Start of Text

My point is this….Climate change is very obvious now and I have now retired to Germany where we are now getting sustained 3 month spells of 37°C – 40°C without rain. Baking hot and this year only 3 thundery showers in that period. My British Queens (2 years ago) wilted under the stress and my grandkids could have used them for playing marbles. The Cara crop that I have planted this year has stood up well to the heat and drought and an exploratory digging of a few of the plants showed good size tubers and quiet a lot of them. They have been held back a little with the conditions so this main crop will be ready a few weeks later than normal.
I really wouldn`t run this variety down as it has a lot of qualities that could save our food supply from disaster, if this warming trend continues we will need this variety and those like it to sustain a good supply of spuds. I am quiet happy I have grown this potato this year and from family reports they all liked them, and believe me they would have said if they didn`t.. So…an open mind on Cara please.

End of Text
Start of Entries shown

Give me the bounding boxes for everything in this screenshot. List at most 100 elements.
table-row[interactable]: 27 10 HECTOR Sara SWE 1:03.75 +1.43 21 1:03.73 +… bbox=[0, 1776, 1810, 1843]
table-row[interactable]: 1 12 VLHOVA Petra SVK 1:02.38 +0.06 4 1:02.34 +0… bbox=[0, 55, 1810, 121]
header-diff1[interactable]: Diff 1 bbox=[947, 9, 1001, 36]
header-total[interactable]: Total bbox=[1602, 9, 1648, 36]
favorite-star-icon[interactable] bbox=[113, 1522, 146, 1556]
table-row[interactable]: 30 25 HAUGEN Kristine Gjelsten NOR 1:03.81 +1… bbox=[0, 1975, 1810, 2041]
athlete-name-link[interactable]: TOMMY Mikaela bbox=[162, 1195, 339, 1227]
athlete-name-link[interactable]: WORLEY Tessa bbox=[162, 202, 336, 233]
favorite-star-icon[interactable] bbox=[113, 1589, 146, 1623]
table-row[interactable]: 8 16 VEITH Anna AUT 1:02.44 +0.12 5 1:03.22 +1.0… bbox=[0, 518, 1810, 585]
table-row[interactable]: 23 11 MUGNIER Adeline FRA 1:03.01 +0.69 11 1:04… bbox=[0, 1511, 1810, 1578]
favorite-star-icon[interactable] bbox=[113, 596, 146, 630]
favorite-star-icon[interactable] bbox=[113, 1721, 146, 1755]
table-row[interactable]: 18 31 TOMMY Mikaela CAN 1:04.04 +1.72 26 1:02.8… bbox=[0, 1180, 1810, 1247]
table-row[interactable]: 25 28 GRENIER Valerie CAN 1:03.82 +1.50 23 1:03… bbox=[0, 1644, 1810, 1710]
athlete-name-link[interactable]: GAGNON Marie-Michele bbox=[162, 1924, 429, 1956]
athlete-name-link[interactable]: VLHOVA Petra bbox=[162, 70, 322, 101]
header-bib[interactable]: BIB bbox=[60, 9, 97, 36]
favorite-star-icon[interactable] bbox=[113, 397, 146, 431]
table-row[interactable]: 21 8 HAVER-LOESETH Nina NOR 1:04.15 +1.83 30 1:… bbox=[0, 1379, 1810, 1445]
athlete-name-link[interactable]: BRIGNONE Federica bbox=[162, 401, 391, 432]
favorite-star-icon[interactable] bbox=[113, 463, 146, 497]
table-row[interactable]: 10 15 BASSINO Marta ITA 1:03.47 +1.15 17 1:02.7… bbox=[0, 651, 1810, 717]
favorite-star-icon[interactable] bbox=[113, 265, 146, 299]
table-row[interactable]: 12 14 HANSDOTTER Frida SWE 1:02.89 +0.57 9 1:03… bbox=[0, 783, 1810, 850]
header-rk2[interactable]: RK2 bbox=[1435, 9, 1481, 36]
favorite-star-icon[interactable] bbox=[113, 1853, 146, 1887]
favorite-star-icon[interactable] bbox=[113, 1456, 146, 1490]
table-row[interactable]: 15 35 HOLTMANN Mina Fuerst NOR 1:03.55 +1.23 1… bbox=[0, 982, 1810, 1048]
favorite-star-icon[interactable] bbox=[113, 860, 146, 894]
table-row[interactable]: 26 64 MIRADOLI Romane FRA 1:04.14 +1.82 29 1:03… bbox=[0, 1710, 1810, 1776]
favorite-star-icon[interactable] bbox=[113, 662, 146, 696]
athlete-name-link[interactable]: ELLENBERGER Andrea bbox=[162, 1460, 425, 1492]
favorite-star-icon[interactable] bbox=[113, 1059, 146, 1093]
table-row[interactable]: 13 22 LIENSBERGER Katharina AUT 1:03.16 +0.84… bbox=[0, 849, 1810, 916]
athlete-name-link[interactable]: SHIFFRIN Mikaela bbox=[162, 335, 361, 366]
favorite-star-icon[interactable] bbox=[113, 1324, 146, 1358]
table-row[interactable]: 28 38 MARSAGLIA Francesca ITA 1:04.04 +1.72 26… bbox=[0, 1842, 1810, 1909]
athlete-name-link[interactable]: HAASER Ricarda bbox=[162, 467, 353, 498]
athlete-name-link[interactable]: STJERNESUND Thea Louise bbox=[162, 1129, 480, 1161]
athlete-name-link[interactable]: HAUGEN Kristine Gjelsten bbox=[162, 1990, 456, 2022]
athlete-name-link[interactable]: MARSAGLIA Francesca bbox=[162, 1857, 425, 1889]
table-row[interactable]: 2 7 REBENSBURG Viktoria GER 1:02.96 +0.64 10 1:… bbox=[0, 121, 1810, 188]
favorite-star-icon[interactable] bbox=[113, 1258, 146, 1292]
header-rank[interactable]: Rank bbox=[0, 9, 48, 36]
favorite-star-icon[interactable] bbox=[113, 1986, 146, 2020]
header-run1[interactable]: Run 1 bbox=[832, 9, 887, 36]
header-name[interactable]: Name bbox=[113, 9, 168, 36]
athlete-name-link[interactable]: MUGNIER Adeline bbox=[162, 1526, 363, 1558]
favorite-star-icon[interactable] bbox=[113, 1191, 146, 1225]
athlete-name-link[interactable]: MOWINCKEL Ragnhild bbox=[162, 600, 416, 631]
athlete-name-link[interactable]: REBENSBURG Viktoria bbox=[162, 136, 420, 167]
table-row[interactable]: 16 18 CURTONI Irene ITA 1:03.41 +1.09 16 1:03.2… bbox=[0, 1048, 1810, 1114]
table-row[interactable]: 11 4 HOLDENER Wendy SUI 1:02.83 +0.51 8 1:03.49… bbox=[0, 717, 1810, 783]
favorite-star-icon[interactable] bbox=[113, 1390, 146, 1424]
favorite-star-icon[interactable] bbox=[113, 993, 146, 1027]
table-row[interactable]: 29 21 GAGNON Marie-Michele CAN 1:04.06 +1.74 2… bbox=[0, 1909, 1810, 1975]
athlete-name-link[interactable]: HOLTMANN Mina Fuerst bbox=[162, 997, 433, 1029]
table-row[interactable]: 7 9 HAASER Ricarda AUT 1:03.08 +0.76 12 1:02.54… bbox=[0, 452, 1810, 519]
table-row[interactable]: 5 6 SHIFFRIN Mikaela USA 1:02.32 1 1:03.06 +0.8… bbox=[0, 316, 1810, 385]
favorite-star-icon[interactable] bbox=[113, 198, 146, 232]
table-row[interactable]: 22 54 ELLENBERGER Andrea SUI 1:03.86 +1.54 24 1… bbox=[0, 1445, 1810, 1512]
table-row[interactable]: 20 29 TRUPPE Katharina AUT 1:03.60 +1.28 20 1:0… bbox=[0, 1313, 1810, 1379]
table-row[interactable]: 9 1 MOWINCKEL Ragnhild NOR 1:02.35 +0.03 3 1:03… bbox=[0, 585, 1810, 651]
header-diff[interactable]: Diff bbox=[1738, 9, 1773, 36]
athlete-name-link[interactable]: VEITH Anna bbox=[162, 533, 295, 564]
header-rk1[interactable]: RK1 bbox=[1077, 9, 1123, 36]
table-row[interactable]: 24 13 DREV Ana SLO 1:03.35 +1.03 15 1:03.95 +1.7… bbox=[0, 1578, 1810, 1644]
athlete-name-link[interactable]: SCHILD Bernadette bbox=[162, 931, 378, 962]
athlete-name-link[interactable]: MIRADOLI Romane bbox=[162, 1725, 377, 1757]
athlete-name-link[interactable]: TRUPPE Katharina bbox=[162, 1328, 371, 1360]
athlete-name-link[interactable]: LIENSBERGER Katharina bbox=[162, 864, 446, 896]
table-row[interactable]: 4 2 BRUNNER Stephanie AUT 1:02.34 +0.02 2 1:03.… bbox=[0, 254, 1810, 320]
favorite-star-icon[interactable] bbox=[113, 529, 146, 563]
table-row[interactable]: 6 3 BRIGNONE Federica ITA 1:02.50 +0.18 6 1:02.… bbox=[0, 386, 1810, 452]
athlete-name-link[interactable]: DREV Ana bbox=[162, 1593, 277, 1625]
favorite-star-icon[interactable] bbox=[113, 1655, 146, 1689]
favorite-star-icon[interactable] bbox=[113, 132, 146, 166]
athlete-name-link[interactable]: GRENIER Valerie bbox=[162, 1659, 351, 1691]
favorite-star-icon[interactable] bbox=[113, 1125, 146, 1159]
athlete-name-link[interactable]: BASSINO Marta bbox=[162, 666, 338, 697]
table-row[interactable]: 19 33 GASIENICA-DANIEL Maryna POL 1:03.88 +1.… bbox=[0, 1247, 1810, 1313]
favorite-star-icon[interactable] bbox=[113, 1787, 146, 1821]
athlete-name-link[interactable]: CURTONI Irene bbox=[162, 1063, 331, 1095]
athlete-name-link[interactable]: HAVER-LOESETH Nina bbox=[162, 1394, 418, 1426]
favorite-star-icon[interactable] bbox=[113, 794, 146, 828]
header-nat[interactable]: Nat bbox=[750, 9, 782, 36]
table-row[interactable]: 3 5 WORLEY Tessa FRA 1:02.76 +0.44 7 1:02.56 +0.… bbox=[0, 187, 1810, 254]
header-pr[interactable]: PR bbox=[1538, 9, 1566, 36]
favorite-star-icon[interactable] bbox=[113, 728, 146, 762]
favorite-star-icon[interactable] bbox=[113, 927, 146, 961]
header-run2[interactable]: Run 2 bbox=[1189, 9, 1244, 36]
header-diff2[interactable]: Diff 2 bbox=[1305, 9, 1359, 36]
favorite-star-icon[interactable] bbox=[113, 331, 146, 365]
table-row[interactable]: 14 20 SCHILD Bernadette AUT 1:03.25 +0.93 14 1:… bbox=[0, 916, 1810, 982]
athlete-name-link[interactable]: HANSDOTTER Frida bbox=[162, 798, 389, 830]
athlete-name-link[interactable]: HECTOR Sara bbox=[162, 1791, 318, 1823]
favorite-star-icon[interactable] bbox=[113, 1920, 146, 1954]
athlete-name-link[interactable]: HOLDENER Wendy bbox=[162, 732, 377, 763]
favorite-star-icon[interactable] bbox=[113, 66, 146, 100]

End of Entries shown

→ **Instructions to follow**
Condense the paragraph of the text on Cara potatoes beginning "My point is this" into a shorter version that keeps its main facts.

→ **Task result**
Climate change is now very obvious: in Germany, where I have retired, there are sustained three-month spells of 37°C to 40°C without rain, with only three thundery showers in that period this year. Two years ago my British Queens wilted under the stress and produced tubers the size of marbles. This year's Cara crop, however, has withstood the heat and drought, and an exploratory dig of a few plants revealed many good-sized tubers. The conditions have held the crop back slightly, so it will be ready a few weeks later than normal.